=== Problem requirements ===
Filter the entries below, keeping only lines with the word "wskazane".

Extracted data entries
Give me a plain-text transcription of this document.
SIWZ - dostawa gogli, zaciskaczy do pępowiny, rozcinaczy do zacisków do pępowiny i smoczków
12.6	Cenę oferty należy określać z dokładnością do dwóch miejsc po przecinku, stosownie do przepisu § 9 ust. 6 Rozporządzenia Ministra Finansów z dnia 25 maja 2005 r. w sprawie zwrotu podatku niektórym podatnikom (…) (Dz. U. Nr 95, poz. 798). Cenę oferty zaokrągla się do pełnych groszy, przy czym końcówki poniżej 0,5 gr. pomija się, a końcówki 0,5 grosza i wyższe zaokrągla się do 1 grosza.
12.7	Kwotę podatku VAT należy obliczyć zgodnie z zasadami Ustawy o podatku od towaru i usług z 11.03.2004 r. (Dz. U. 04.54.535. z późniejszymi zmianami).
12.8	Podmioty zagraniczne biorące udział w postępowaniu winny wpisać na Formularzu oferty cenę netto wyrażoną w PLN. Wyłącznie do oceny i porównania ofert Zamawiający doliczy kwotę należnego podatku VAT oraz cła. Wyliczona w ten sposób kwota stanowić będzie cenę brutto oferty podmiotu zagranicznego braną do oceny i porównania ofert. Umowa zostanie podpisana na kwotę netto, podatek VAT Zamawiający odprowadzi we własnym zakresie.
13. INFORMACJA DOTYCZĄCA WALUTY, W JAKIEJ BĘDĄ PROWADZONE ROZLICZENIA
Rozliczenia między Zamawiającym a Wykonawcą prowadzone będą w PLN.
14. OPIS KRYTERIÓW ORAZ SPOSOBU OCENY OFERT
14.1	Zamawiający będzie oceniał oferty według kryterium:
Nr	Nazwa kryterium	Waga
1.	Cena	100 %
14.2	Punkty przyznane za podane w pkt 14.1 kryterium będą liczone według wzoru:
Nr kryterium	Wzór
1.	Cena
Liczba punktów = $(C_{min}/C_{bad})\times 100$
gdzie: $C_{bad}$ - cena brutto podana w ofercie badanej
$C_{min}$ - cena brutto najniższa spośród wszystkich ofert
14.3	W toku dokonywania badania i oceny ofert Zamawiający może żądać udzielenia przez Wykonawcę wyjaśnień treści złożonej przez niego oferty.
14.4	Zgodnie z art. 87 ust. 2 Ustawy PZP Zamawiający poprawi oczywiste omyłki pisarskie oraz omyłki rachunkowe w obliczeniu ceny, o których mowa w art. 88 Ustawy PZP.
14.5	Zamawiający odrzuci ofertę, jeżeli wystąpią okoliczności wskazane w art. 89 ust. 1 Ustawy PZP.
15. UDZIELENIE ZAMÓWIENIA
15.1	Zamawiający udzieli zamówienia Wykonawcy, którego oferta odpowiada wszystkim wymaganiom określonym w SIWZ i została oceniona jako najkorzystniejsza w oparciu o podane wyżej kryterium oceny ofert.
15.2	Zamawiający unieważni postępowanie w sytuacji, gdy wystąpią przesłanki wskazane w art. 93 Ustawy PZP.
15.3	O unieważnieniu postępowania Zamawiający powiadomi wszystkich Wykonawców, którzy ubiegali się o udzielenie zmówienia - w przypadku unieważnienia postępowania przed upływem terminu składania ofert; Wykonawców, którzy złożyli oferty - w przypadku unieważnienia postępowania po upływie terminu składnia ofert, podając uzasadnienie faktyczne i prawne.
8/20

=== Answer to this exercise ===
14.5	Zamawiający odrzuci ofertę, jeżeli wystąpią okoliczności wskazane w art. 89 ust. 1 Ustawy PZP.
15.2	Zamawiający unieważni postępowanie w sytuacji, gdy wystąpią przesłanki wskazane w art. 93 Ustawy PZP.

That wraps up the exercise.